▸ DATA IN THIS EXERCISE

________________

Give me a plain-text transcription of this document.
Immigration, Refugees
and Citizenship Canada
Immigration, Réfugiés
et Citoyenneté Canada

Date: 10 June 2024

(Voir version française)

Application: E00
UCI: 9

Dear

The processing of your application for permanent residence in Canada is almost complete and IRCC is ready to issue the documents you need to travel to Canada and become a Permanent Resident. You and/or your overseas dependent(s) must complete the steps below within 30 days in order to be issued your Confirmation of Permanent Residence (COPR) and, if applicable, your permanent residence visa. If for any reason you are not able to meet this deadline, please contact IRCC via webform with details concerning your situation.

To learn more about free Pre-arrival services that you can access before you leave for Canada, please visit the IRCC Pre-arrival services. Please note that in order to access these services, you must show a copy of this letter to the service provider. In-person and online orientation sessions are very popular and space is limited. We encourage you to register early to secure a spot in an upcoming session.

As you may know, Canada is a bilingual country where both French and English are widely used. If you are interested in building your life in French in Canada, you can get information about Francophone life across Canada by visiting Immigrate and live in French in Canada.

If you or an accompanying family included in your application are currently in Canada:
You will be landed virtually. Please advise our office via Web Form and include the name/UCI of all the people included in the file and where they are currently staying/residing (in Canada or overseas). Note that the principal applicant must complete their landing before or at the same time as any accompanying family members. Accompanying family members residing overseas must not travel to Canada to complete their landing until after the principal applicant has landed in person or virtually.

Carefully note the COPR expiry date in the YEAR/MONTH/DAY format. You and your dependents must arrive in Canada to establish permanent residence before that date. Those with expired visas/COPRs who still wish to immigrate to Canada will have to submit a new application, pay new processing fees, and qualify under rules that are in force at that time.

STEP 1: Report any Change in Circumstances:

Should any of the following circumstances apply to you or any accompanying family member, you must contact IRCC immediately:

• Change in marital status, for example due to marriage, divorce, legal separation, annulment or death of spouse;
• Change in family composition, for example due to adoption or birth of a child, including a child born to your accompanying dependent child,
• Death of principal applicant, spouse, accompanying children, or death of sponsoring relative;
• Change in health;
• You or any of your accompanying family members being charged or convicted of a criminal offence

________________

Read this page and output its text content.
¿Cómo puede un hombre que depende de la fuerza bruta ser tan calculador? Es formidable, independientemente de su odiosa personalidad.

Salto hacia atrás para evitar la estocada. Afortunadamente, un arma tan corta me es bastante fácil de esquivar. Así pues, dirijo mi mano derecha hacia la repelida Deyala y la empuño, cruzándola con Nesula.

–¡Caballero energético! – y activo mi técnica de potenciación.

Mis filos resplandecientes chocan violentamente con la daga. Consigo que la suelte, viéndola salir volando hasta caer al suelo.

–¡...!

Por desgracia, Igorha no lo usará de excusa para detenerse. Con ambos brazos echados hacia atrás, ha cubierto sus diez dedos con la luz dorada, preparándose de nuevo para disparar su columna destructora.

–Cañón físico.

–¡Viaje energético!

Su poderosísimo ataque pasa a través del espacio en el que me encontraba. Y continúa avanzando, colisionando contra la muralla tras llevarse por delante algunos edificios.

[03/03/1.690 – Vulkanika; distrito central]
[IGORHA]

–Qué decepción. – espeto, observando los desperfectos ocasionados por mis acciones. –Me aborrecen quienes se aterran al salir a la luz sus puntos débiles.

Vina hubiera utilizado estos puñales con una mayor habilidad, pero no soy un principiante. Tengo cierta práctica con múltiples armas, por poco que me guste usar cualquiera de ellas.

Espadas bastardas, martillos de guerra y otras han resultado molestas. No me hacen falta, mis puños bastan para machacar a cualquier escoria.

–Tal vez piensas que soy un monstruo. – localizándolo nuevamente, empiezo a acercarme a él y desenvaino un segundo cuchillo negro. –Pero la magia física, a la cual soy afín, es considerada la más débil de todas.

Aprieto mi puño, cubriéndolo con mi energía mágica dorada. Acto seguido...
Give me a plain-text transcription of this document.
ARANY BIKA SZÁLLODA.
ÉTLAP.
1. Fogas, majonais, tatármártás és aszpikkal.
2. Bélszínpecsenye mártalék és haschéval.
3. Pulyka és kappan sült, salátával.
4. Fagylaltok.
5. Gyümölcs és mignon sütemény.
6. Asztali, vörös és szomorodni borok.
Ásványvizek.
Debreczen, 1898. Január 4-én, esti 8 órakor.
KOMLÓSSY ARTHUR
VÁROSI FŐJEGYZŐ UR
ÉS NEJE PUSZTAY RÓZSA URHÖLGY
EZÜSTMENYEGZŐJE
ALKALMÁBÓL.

________________

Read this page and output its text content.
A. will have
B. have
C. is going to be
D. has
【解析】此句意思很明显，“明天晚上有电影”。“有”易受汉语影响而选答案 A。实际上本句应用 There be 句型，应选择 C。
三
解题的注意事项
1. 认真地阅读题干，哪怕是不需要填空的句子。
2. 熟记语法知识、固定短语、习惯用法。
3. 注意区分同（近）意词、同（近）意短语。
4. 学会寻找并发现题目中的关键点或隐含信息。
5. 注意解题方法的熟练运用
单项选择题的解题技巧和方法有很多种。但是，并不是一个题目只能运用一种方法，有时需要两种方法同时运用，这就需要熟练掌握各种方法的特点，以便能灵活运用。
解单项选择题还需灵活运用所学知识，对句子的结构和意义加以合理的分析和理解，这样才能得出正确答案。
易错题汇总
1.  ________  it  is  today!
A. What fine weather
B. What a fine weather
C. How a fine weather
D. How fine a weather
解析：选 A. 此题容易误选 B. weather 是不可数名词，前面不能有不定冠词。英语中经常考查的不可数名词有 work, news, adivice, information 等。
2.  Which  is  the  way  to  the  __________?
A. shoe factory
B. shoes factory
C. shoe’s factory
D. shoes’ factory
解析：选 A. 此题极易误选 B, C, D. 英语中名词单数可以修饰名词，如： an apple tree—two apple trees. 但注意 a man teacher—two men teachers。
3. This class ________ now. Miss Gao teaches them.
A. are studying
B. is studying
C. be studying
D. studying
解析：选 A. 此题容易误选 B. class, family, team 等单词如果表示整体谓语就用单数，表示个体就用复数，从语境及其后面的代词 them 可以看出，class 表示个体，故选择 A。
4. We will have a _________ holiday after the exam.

________________

▸ PROBLEM TO WORK ON
Give the number of lines in the records that contain the string "hacia", with no other output.

▸ REPLY TO THE TASK
2